··· RECORDS TO PROCESS

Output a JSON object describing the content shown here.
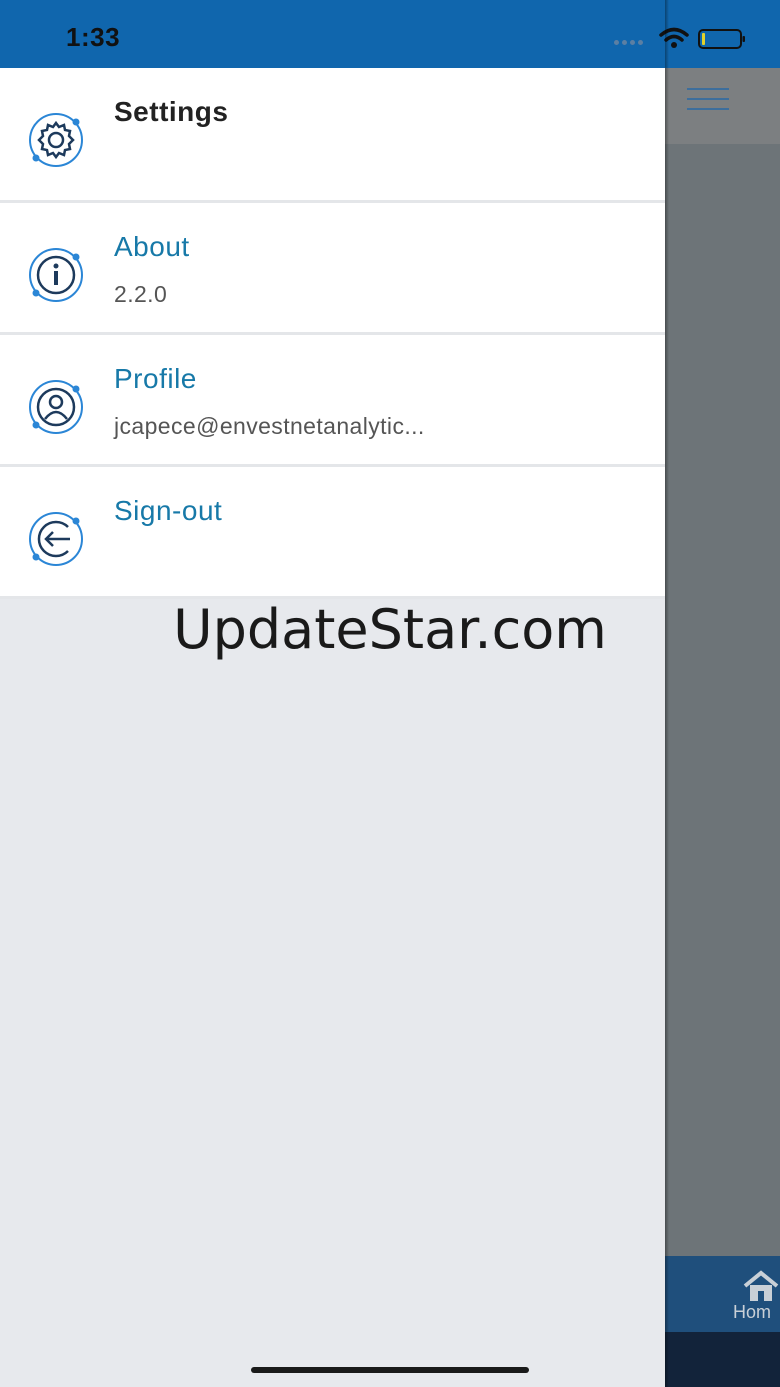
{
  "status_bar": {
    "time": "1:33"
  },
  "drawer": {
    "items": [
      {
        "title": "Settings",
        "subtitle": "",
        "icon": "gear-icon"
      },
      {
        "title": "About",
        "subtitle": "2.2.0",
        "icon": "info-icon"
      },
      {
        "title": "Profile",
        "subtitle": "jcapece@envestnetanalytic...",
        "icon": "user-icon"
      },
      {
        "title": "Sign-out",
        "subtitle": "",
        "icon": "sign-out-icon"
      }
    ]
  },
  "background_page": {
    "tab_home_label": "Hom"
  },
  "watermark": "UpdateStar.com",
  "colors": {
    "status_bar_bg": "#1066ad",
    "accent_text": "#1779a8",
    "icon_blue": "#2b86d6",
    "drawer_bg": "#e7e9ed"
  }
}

······

Restate the whole listing above exactly, except for its images.

RIGHT ANSWER:
Output a JSON object describing the content shown here.
{
  "status_bar": {
    "time": "1:33"
  },
  "drawer": {
    "items": [
      {
        "title": "Settings",
        "subtitle": "",
        "icon": "gear-icon"
      },
      {
        "title": "About",
        "subtitle": "2.2.0",
        "icon": "info-icon"
      },
      {
        "title": "Profile",
        "subtitle": "jcapece@envestnetanalytic...",
        "icon": "user-icon"
      },
      {
        "title": "Sign-out",
        "subtitle": "",
        "icon": "sign-out-icon"
      }
    ]
  },
  "background_page": {
    "tab_home_label": "Hom"
  },
  "watermark": "UpdateStar.com",
  "colors": {
    "status_bar_bg": "#1066ad",
    "accent_text": "#1779a8",
    "icon_blue": "#2b86d6",
    "drawer_bg": "#e7e9ed"
  }
}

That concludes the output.